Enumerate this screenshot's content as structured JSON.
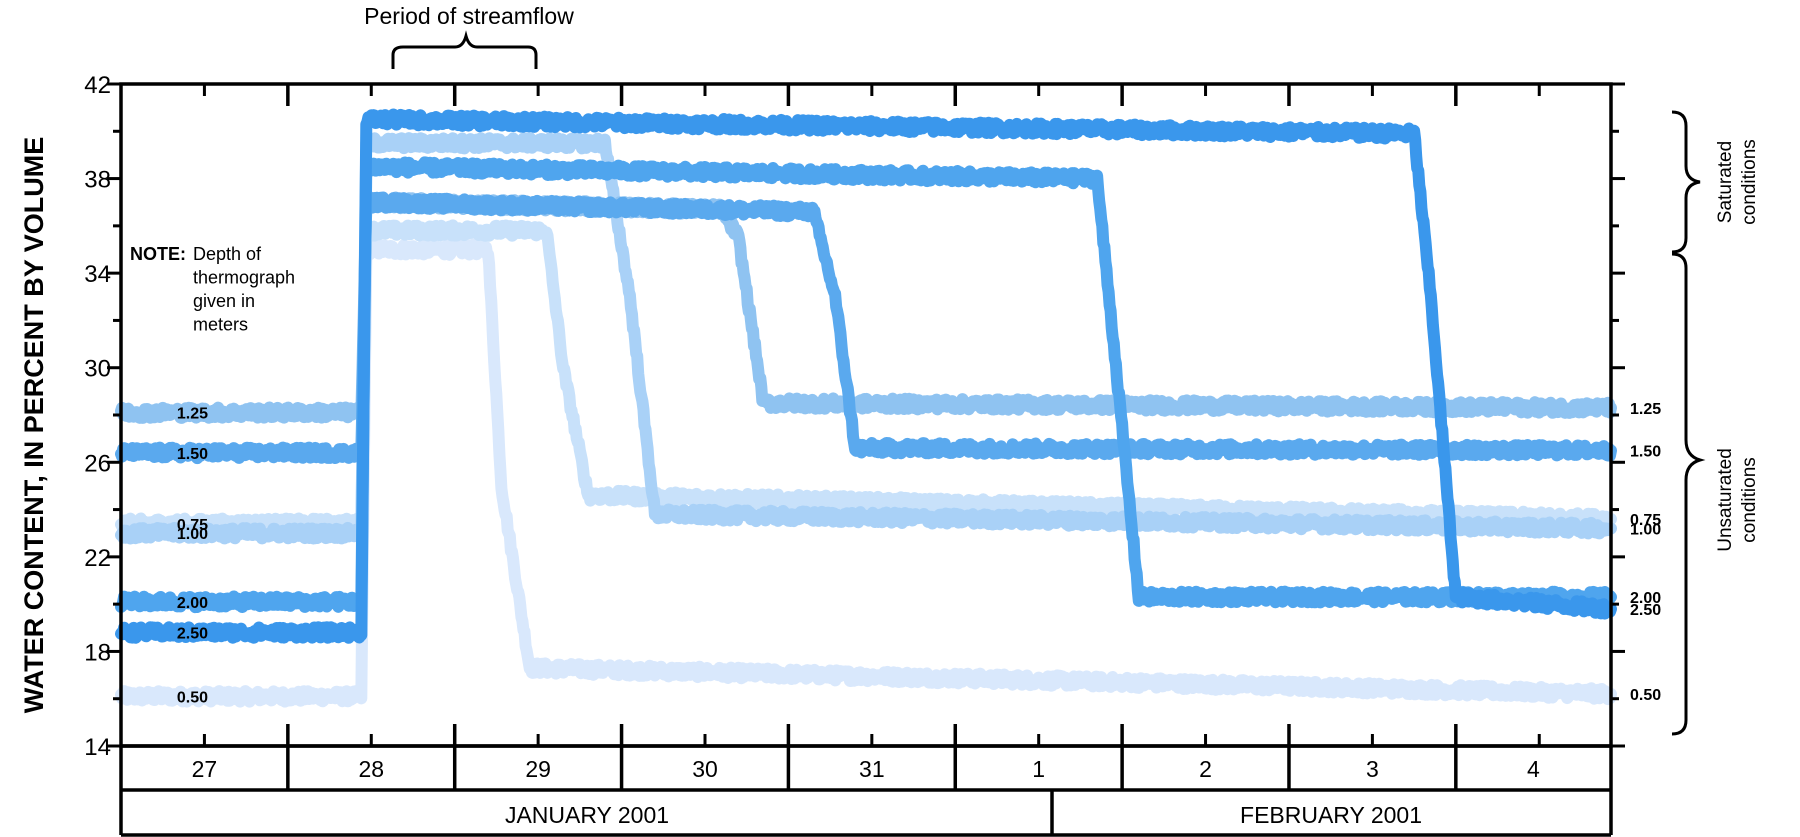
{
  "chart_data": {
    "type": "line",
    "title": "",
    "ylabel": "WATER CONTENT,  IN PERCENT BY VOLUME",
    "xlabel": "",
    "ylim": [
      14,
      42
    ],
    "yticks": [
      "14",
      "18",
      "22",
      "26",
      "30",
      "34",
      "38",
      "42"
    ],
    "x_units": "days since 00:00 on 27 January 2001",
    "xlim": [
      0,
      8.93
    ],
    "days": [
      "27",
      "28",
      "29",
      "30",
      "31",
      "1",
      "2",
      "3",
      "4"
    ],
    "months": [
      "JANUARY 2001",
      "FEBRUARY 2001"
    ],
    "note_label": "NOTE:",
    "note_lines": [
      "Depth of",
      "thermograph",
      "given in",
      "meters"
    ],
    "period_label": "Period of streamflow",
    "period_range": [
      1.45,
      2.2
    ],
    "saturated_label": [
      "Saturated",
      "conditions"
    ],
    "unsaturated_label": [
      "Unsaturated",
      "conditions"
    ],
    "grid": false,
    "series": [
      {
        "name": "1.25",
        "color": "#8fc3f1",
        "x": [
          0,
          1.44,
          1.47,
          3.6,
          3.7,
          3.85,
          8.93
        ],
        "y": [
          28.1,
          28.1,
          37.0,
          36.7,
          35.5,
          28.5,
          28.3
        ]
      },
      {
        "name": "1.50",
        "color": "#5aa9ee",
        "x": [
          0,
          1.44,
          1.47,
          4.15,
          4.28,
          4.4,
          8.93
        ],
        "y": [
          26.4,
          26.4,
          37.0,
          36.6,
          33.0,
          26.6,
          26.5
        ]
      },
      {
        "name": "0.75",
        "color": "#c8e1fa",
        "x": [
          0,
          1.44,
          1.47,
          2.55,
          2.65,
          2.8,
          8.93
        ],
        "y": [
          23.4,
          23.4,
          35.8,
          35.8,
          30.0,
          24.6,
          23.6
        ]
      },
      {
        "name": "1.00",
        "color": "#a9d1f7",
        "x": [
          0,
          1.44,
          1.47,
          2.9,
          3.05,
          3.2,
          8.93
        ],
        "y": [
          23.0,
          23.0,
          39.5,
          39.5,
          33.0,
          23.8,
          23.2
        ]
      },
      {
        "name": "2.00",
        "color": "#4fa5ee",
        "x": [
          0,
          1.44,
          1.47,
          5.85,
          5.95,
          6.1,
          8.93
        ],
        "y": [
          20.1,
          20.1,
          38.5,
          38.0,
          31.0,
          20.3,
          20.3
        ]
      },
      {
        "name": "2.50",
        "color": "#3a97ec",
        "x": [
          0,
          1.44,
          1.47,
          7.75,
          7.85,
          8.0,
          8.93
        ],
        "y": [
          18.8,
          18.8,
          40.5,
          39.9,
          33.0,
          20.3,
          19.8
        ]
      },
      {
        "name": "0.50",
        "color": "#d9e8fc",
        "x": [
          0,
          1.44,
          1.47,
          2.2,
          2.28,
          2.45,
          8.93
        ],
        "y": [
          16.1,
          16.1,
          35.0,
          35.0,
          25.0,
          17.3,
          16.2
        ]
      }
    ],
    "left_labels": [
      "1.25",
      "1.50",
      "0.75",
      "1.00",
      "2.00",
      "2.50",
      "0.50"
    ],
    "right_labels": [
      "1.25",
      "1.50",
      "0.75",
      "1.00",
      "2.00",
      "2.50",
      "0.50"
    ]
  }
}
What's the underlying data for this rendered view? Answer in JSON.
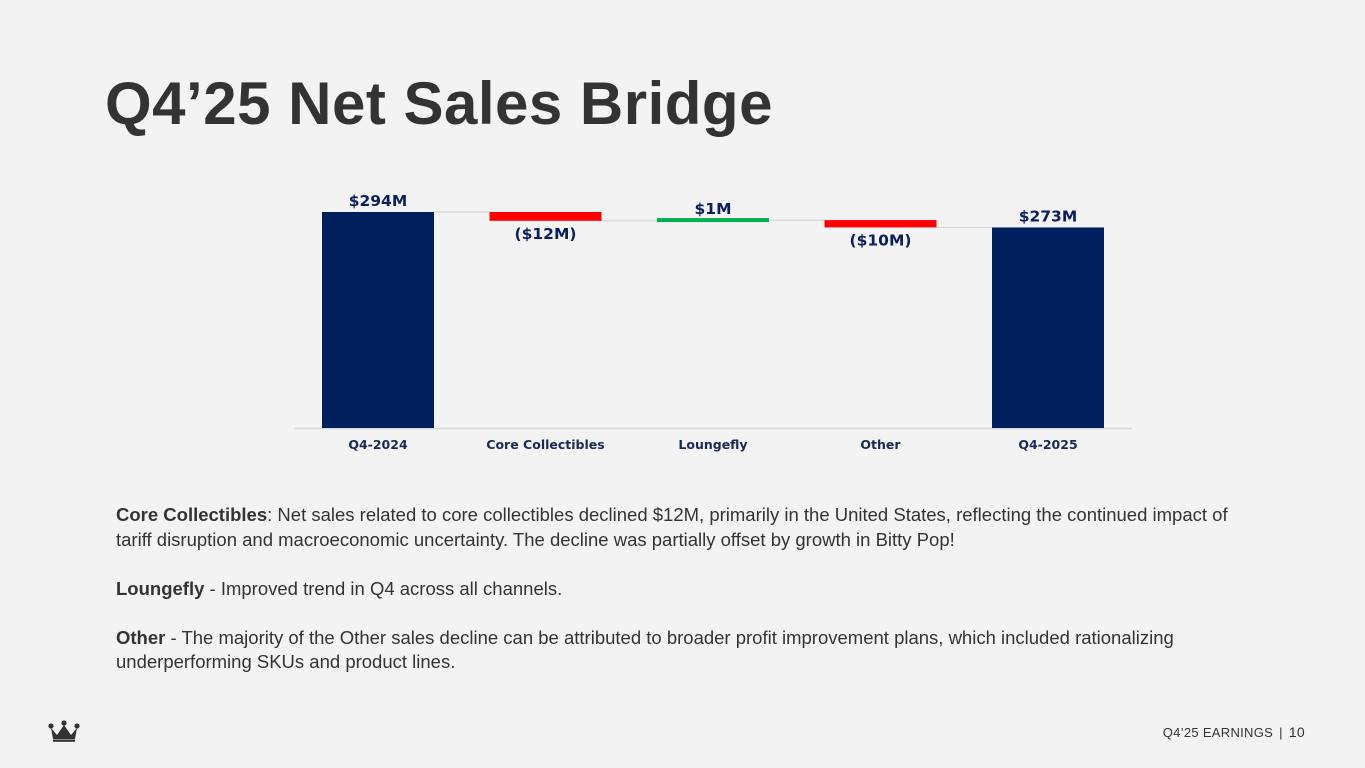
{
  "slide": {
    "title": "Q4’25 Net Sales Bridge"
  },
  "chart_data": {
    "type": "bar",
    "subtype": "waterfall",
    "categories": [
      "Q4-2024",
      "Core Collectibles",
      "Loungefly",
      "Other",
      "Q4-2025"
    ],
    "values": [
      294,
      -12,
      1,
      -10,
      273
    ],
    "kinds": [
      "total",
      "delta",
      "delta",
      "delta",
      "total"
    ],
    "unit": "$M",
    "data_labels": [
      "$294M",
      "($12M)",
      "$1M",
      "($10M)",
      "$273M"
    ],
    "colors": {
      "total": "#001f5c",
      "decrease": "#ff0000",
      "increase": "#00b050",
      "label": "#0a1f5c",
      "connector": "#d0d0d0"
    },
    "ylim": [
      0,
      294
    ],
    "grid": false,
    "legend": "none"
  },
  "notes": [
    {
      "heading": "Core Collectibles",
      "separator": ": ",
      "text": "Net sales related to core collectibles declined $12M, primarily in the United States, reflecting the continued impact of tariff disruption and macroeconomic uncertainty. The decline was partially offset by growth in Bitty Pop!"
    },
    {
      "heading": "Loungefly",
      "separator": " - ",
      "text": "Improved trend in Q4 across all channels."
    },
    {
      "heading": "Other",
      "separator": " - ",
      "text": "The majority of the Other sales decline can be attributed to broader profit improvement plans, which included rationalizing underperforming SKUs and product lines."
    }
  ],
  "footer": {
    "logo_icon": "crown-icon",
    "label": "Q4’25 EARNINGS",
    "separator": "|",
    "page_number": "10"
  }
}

◆ ◆ ◆ ◆ ◆ ◆ ◆

**Task brief:** Without including any pictures, output all the entries above exactly.

**Problem solution:**
Enumerate this screenshot's content as structured JSON.
{
  "chart_data": {
    "type": "line",
    "title": "",
    "ylabel": "WATER CONTENT,  IN PERCENT BY VOLUME",
    "xlabel": "",
    "ylim": [
      14,
      42
    ],
    "yticks": [
      "14",
      "18",
      "22",
      "26",
      "30",
      "34",
      "38",
      "42"
    ],
    "x_units": "days since 00:00 on 27 January 2001",
    "xlim": [
      0,
      8.93
    ],
    "days": [
      "27",
      "28",
      "29",
      "30",
      "31",
      "1",
      "2",
      "3",
      "4"
    ],
    "months": [
      "JANUARY 2001",
      "FEBRUARY 2001"
    ],
    "note_label": "NOTE:",
    "note_lines": [
      "Depth of",
      "thermograph",
      "given in",
      "meters"
    ],
    "period_label": "Period of streamflow",
    "period_range": [
      1.45,
      2.2
    ],
    "saturated_label": [
      "Saturated",
      "conditions"
    ],
    "unsaturated_label": [
      "Unsaturated",
      "conditions"
    ],
    "grid": false,
    "series": [
      {
        "name": "1.25",
        "color": "#8fc3f1",
        "x": [
          0,
          1.44,
          1.47,
          3.6,
          3.7,
          3.85,
          8.93
        ],
        "y": [
          28.1,
          28.1,
          37.0,
          36.7,
          35.5,
          28.5,
          28.3
        ]
      },
      {
        "name": "1.50",
        "color": "#5aa9ee",
        "x": [
          0,
          1.44,
          1.47,
          4.15,
          4.28,
          4.4,
          8.93
        ],
        "y": [
          26.4,
          26.4,
          37.0,
          36.6,
          33.0,
          26.6,
          26.5
        ]
      },
      {
        "name": "0.75",
        "color": "#c8e1fa",
        "x": [
          0,
          1.44,
          1.47,
          2.55,
          2.65,
          2.8,
          8.93
        ],
        "y": [
          23.4,
          23.4,
          35.8,
          35.8,
          30.0,
          24.6,
          23.6
        ]
      },
      {
        "name": "1.00",
        "color": "#a9d1f7",
        "x": [
          0,
          1.44,
          1.47,
          2.9,
          3.05,
          3.2,
          8.93
        ],
        "y": [
          23.0,
          23.0,
          39.5,
          39.5,
          33.0,
          23.8,
          23.2
        ]
      },
      {
        "name": "2.00",
        "color": "#4fa5ee",
        "x": [
          0,
          1.44,
          1.47,
          5.85,
          5.95,
          6.1,
          8.93
        ],
        "y": [
          20.1,
          20.1,
          38.5,
          38.0,
          31.0,
          20.3,
          20.3
        ]
      },
      {
        "name": "2.50",
        "color": "#3a97ec",
        "x": [
          0,
          1.44,
          1.47,
          7.75,
          7.85,
          8.0,
          8.93
        ],
        "y": [
          18.8,
          18.8,
          40.5,
          39.9,
          33.0,
          20.3,
          19.8
        ]
      },
      {
        "name": "0.50",
        "color": "#d9e8fc",
        "x": [
          0,
          1.44,
          1.47,
          2.2,
          2.28,
          2.45,
          8.93
        ],
        "y": [
          16.1,
          16.1,
          35.0,
          35.0,
          25.0,
          17.3,
          16.2
        ]
      }
    ],
    "left_labels": [
      "1.25",
      "1.50",
      "0.75",
      "1.00",
      "2.00",
      "2.50",
      "0.50"
    ],
    "right_labels": [
      "1.25",
      "1.50",
      "0.75",
      "1.00",
      "2.00",
      "2.50",
      "0.50"
    ]
  }
}
What's the underlying data for this rendered view? Answer in JSON.
{
  "slide": {
    "title": "Q4’25 Net Sales Bridge"
  },
  "chart_data": {
    "type": "bar",
    "subtype": "waterfall",
    "categories": [
      "Q4-2024",
      "Core Collectibles",
      "Loungefly",
      "Other",
      "Q4-2025"
    ],
    "values": [
      294,
      -12,
      1,
      -10,
      273
    ],
    "kinds": [
      "total",
      "delta",
      "delta",
      "delta",
      "total"
    ],
    "unit": "$M",
    "data_labels": [
      "$294M",
      "($12M)",
      "$1M",
      "($10M)",
      "$273M"
    ],
    "colors": {
      "total": "#001f5c",
      "decrease": "#ff0000",
      "increase": "#00b050",
      "label": "#0a1f5c",
      "connector": "#d0d0d0"
    },
    "ylim": [
      0,
      294
    ],
    "grid": false,
    "legend": "none"
  },
  "notes": [
    {
      "heading": "Core Collectibles",
      "separator": ": ",
      "text": "Net sales related to core collectibles declined $12M, primarily in the United States, reflecting the continued impact of tariff disruption and macroeconomic uncertainty. The decline was partially offset by growth in Bitty Pop!"
    },
    {
      "heading": "Loungefly",
      "separator": " - ",
      "text": "Improved trend in Q4 across all channels."
    },
    {
      "heading": "Other",
      "separator": " - ",
      "text": "The majority of the Other sales decline can be attributed to broader profit improvement plans, which included rationalizing underperforming SKUs and product lines."
    }
  ],
  "footer": {
    "logo_icon": "crown-icon",
    "label": "Q4’25 EARNINGS",
    "separator": "|",
    "page_number": "10"
  }
}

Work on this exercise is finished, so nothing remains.